Extract each line where the string "Response" shows up.
—————
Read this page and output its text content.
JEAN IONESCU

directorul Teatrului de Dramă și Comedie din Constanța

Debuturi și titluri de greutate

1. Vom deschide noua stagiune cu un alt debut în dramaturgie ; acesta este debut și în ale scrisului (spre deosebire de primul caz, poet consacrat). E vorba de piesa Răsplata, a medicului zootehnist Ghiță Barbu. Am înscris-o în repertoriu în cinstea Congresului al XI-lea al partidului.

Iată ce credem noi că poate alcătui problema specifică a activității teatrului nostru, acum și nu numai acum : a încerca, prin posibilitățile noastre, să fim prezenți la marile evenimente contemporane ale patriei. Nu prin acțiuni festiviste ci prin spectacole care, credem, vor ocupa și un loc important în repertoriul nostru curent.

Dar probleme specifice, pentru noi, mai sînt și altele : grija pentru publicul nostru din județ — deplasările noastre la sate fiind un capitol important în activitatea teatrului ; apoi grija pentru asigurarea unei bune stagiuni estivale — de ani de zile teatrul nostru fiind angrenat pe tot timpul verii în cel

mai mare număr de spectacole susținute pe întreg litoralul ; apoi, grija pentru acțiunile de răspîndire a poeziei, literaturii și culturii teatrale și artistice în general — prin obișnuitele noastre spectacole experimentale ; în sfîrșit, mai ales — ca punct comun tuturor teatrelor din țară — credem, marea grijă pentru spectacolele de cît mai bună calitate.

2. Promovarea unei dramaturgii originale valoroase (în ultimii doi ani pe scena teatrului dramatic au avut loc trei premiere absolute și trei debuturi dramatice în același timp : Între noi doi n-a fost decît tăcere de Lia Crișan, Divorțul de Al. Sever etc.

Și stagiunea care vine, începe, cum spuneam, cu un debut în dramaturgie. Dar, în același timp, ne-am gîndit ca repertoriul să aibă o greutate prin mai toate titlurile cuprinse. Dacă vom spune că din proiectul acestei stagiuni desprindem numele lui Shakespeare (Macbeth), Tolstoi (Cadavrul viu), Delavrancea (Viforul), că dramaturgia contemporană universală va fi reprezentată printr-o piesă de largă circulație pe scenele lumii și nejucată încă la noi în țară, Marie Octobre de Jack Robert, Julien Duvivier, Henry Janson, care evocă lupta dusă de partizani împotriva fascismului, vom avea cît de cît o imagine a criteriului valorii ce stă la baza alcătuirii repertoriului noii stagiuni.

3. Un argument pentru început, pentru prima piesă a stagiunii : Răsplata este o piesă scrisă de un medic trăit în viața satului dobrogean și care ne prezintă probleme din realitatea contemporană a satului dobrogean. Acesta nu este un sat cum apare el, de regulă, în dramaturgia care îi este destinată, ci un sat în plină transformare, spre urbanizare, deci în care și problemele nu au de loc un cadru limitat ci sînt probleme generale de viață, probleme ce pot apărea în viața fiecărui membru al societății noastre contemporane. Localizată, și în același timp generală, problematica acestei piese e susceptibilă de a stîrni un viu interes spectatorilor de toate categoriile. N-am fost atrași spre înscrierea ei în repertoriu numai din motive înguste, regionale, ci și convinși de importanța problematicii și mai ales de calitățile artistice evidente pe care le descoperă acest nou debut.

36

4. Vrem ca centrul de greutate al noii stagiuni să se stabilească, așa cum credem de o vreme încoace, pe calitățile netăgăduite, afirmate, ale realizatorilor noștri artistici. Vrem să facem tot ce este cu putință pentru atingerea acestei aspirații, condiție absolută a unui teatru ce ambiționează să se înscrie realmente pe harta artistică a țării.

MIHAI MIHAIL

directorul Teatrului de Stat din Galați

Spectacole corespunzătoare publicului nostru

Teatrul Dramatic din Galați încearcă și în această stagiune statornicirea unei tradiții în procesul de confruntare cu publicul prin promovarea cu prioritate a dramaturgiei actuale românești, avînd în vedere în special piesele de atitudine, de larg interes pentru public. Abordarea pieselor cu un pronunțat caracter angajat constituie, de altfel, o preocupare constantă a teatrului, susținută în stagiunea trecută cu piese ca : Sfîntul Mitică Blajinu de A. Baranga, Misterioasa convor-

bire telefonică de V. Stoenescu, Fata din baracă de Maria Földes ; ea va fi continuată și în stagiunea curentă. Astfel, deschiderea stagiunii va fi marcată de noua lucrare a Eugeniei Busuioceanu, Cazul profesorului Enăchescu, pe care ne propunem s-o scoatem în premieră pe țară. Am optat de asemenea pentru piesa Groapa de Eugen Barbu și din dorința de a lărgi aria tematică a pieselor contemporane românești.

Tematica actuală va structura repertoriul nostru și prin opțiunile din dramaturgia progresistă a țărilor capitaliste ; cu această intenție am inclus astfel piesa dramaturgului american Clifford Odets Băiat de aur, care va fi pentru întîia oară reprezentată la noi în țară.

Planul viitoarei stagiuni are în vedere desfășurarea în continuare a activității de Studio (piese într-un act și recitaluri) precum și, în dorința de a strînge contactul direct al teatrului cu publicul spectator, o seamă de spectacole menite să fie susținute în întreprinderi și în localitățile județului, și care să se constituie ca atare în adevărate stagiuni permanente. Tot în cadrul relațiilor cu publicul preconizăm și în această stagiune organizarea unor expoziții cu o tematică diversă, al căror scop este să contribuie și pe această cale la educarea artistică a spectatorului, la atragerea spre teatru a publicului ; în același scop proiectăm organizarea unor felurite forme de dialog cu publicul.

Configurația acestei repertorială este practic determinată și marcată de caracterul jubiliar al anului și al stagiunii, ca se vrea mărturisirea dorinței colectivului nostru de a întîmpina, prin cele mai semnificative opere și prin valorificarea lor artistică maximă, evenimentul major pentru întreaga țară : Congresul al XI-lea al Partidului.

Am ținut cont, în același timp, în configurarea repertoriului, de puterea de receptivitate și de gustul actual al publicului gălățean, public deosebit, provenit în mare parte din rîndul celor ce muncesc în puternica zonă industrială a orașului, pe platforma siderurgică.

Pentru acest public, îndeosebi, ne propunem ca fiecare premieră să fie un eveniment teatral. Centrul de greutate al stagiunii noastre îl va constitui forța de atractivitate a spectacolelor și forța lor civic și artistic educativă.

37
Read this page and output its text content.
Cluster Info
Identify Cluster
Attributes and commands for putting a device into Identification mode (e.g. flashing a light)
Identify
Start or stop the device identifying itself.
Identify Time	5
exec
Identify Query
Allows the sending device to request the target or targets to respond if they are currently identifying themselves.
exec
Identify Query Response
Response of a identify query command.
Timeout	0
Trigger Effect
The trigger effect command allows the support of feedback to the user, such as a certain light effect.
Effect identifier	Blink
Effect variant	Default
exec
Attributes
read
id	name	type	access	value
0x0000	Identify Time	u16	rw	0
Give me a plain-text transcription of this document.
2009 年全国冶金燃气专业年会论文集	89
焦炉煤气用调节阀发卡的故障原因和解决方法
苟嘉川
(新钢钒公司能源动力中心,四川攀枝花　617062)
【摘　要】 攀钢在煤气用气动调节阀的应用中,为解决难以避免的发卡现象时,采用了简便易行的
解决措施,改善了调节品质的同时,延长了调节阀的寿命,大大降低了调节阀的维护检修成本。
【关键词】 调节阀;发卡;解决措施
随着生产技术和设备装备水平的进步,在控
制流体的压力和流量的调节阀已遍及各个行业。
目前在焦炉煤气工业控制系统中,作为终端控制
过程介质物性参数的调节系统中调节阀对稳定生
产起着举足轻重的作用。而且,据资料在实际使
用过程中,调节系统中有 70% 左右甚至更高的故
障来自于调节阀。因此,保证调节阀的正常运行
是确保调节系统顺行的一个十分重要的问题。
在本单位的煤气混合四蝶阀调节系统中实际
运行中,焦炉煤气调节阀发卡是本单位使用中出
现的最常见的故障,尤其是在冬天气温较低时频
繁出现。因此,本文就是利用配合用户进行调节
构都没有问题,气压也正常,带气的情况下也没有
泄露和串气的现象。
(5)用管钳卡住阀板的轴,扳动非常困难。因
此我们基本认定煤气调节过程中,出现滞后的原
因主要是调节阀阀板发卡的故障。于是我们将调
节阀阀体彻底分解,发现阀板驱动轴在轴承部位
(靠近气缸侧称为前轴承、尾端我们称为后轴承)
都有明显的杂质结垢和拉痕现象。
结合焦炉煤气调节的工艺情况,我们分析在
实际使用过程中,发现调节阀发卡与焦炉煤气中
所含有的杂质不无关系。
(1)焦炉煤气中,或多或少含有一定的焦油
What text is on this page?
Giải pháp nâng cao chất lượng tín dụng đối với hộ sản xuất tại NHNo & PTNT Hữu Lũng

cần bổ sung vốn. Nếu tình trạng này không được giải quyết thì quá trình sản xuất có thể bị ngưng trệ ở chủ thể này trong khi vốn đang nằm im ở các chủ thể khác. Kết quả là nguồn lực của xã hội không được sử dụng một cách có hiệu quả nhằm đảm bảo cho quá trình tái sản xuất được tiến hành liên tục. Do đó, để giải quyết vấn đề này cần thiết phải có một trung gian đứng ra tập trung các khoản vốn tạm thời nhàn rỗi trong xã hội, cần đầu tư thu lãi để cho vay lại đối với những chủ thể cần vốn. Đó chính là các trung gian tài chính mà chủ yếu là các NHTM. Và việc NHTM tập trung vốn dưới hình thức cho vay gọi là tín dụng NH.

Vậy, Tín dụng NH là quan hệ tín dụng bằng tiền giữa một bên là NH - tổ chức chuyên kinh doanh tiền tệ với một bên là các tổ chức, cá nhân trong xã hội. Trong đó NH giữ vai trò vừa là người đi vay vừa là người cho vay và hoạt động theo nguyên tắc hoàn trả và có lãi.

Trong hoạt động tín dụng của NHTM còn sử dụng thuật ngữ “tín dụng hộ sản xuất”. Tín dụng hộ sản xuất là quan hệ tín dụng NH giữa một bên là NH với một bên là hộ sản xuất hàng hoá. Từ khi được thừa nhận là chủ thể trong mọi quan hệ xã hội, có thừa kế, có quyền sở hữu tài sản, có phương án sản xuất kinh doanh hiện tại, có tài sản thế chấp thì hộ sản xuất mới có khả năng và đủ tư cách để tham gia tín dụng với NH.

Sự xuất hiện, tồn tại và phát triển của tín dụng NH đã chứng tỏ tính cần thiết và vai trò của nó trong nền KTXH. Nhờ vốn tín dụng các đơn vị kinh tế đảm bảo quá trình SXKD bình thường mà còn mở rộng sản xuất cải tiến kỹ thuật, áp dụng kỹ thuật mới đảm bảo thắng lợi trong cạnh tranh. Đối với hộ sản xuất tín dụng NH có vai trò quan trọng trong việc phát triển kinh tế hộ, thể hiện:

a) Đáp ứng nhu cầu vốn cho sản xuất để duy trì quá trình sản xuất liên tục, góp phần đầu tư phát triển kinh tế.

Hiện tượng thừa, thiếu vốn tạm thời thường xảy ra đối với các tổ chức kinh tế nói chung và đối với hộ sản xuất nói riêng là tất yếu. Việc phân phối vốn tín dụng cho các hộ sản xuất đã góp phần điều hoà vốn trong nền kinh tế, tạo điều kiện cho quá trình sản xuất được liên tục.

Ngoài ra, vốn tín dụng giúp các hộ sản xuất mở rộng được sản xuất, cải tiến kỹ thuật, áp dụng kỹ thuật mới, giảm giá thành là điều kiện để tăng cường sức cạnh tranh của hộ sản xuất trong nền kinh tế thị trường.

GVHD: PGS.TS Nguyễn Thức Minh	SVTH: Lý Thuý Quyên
—————
Task output:
Identify Query Response
Response of a identify query command.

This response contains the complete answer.